In the material below, find all lines with the string "degree" and copy them.
━━━━━━━━━━━━━━━━━━━━━━━━━━━━━━
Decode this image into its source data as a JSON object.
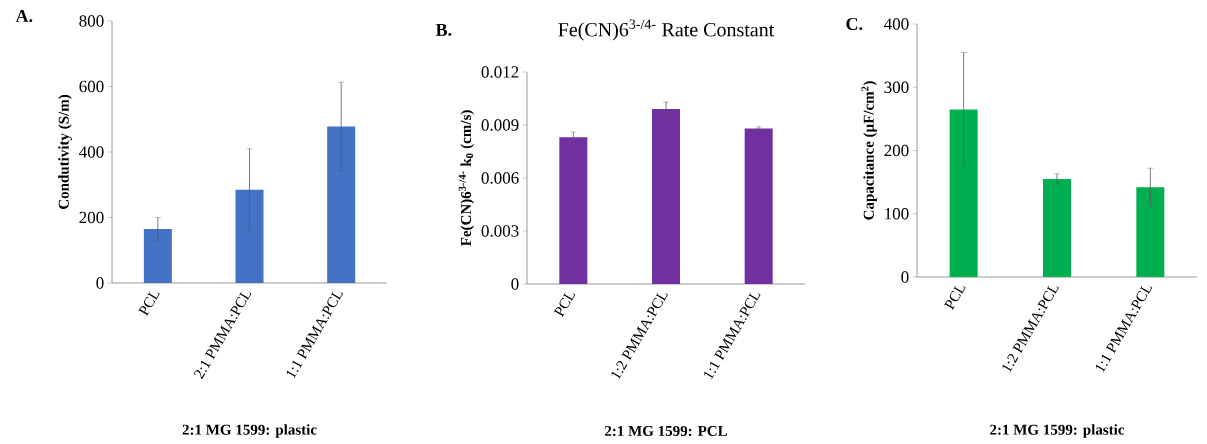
{
  "chart_data": [
    {
      "type": "bar",
      "categories": [
        "PCL",
        "2:1 PMMA:PCL",
        "1:1 PMMA:PCL"
      ],
      "values": [
        165,
        285,
        478
      ],
      "errors": [
        35,
        125,
        135
      ],
      "color": "#4472c4",
      "ylabel": "Condutivity (S/m)",
      "xlabel": "2:1 MG 1599: plastic",
      "ylim": [
        0,
        800
      ],
      "yticks": [
        0,
        200,
        400,
        600,
        800
      ],
      "annotations": [
        "A."
      ]
    },
    {
      "type": "bar",
      "title": "Fe(CN)6$^{3-/4-}$ Rate Constant",
      "categories": [
        "PCL",
        "1:2 PMMA:PCL",
        "1:1 PMMA:PCL"
      ],
      "values": [
        0.0083,
        0.0099,
        0.0088
      ],
      "errors": [
        0.0003,
        0.0004,
        0.0001
      ],
      "color": "#7030a0",
      "ylabel": "Fe(CN)6$^{3-/4-}$ k$_{0}$ (cm/s)",
      "xlabel": "2:1 MG 1599: PCL",
      "ylim": [
        0,
        0.012
      ],
      "yticks": [
        0,
        0.003,
        0.006,
        0.009,
        0.012
      ],
      "annotations": [
        "B."
      ]
    },
    {
      "type": "bar",
      "categories": [
        "PCL",
        "1:2 PMMA:PCL",
        "1:1 PMMA:PCL"
      ],
      "values": [
        265,
        155,
        142
      ],
      "errors": [
        90,
        8,
        30
      ],
      "color": "#00b050",
      "ylabel": "Capacitance (µF/cm$^{2}$)",
      "xlabel": "2:1 MG 1599: plastic",
      "ylim": [
        0,
        400
      ],
      "yticks": [
        0,
        100,
        200,
        300,
        400
      ],
      "annotations": [
        "C."
      ]
    }
  ]
}
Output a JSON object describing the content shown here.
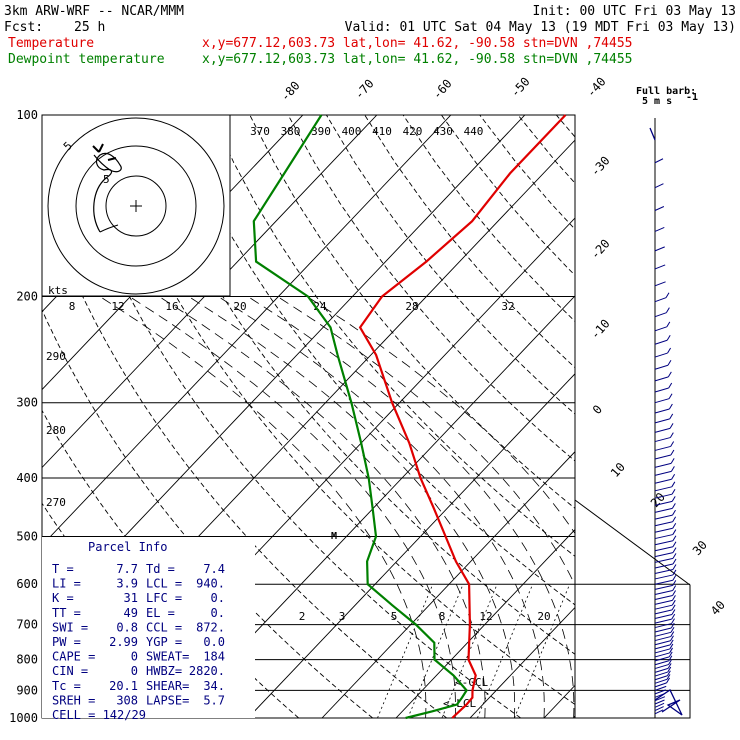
{
  "header": {
    "model": "3km ARW-WRF -- NCAR/MMM",
    "init": "Init: 00 UTC Fri 03 May 13",
    "fcst_label": "Fcst:",
    "fcst_value": "25 h",
    "valid": "Valid: 01 UTC Sat 04 May 13 (19 MDT Fri 03 May 13)",
    "temperature_label": "Temperature",
    "dewpoint_label": "Dewpoint temperature",
    "location_info": "x,y=677.12,603.73   lat,lon= 41.62, -90.58  stn=DVN ,74455"
  },
  "barb_legend": {
    "line1": "Full barb:",
    "line2": "5 m s"
  },
  "hodograph": {
    "units": "kts"
  },
  "parcel_info": {
    "title": "Parcel Info",
    "rows": [
      [
        "T  =",
        "7.7",
        "Td =",
        "7.4"
      ],
      [
        "LI =",
        "3.9",
        "LCL =",
        "940."
      ],
      [
        "K  =",
        "31",
        "LFC =",
        "0."
      ],
      [
        "TT =",
        "49",
        "EL  =",
        "0."
      ],
      [
        "SWI =",
        "0.8",
        "CCL =",
        "872."
      ],
      [
        "PW =",
        "2.99",
        "YGP =",
        "0.0"
      ],
      [
        "CAPE =",
        "0",
        "SWEAT=",
        "184"
      ],
      [
        "CIN =",
        "0",
        "HWBZ=",
        "2820."
      ],
      [
        "Tc =",
        "20.1",
        "SHEAR=",
        "34."
      ],
      [
        "SREH =",
        "308",
        "LAPSE=",
        "5.7"
      ],
      [
        "CELL = 142/29",
        "",
        "",
        ""
      ]
    ]
  },
  "markers": {
    "ccl": "<-CCL",
    "lcl": "<-LCL",
    "m": "M"
  },
  "chart_data": {
    "type": "line",
    "title": "",
    "pressure_levels": [
      100,
      200,
      300,
      400,
      500,
      600,
      700,
      800,
      900,
      1000
    ],
    "pressure_labels": [
      "100",
      "200",
      "300",
      "400",
      "500",
      "600",
      "700",
      "800",
      "900",
      "1000"
    ],
    "temperature_ticks": [
      -80,
      -70,
      -60,
      -50,
      -40,
      -30,
      -20,
      -10,
      0,
      10,
      20,
      30,
      40
    ],
    "temperature_tick_labels": [
      "-80",
      "-70",
      "-60",
      "-50",
      "-40",
      "-30",
      "-20",
      "-10",
      "0",
      "10",
      "20",
      "30",
      "40"
    ],
    "theta_e_labels": [
      "370",
      "380",
      "390",
      "400",
      "410",
      "420",
      "430",
      "440"
    ],
    "dry_adiabat_labels": [
      "290",
      "280",
      "270"
    ],
    "mixing_ratio_labels": [
      "2",
      "3",
      "5",
      "8",
      "12",
      "20"
    ],
    "hodograph_rings": [
      "8",
      "12",
      "16",
      "20",
      "24",
      "28",
      "32"
    ],
    "hodograph_inner_labels": [
      "5",
      "5"
    ],
    "series": [
      {
        "name": "Temperature",
        "color": "#e00000",
        "points": [
          [
            1000,
            7.6
          ],
          [
            950,
            7.8
          ],
          [
            925,
            7.7
          ],
          [
            900,
            6.8
          ],
          [
            850,
            5.3
          ],
          [
            800,
            2.3
          ],
          [
            700,
            -2.0
          ],
          [
            600,
            -7.3
          ],
          [
            550,
            -12.0
          ],
          [
            500,
            -16.6
          ],
          [
            450,
            -21.7
          ],
          [
            400,
            -27.5
          ],
          [
            350,
            -33.5
          ],
          [
            300,
            -41.0
          ],
          [
            250,
            -49.3
          ],
          [
            225,
            -55.0
          ],
          [
            200,
            -56.0
          ],
          [
            175,
            -54.5
          ],
          [
            150,
            -53.5
          ],
          [
            125,
            -54.5
          ],
          [
            100,
            -54.5
          ]
        ]
      },
      {
        "name": "Dewpoint temperature",
        "color": "#008000",
        "points": [
          [
            1000,
            1.3
          ],
          [
            975,
            4.0
          ],
          [
            950,
            6.5
          ],
          [
            925,
            6.3
          ],
          [
            900,
            6.0
          ],
          [
            850,
            2.3
          ],
          [
            800,
            -2.3
          ],
          [
            750,
            -4.5
          ],
          [
            700,
            -9.3
          ],
          [
            650,
            -15.0
          ],
          [
            600,
            -21.0
          ],
          [
            550,
            -24.0
          ],
          [
            500,
            -26.0
          ],
          [
            450,
            -30.0
          ],
          [
            400,
            -34.5
          ],
          [
            350,
            -40.0
          ],
          [
            300,
            -46.5
          ],
          [
            250,
            -54.5
          ],
          [
            225,
            -59.0
          ],
          [
            200,
            -66.0
          ],
          [
            175,
            -77.5
          ],
          [
            150,
            -83.0
          ],
          [
            125,
            -85.0
          ],
          [
            100,
            -87.5
          ]
        ]
      }
    ],
    "xlabel": "",
    "ylabel": ""
  },
  "colors": {
    "temperature": "#e00000",
    "dewpoint": "#008000",
    "barbs": "#000080",
    "info_text": "#000080"
  }
}
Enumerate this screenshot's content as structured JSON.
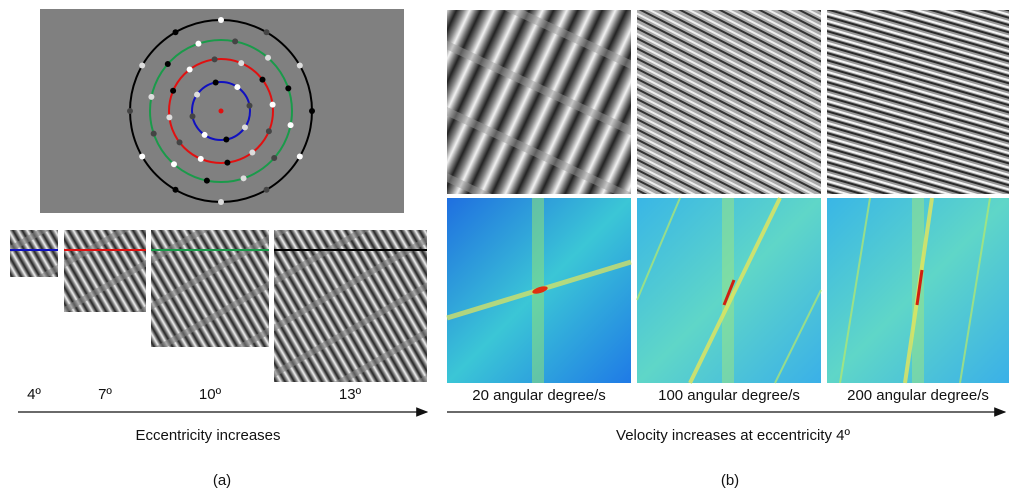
{
  "panel_a": {
    "eccentricities": [
      "4º",
      "7º",
      "10º",
      "13º"
    ],
    "caption": "Eccentricity increases",
    "label": "(a)"
  },
  "panel_b": {
    "velocities": [
      "20 angular degree/s",
      "100 angular degree/s",
      "200 angular degree/s"
    ],
    "caption": "Velocity increases at eccentricity 4º",
    "label": "(b)"
  }
}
━━━━━━━━━━━━━━━━━━━━━━━━━━━━━━
(WRITTEN SOLUTION):
      "20 angular degree/s",
      "100 angular degree/s",
      "200 angular degree/s"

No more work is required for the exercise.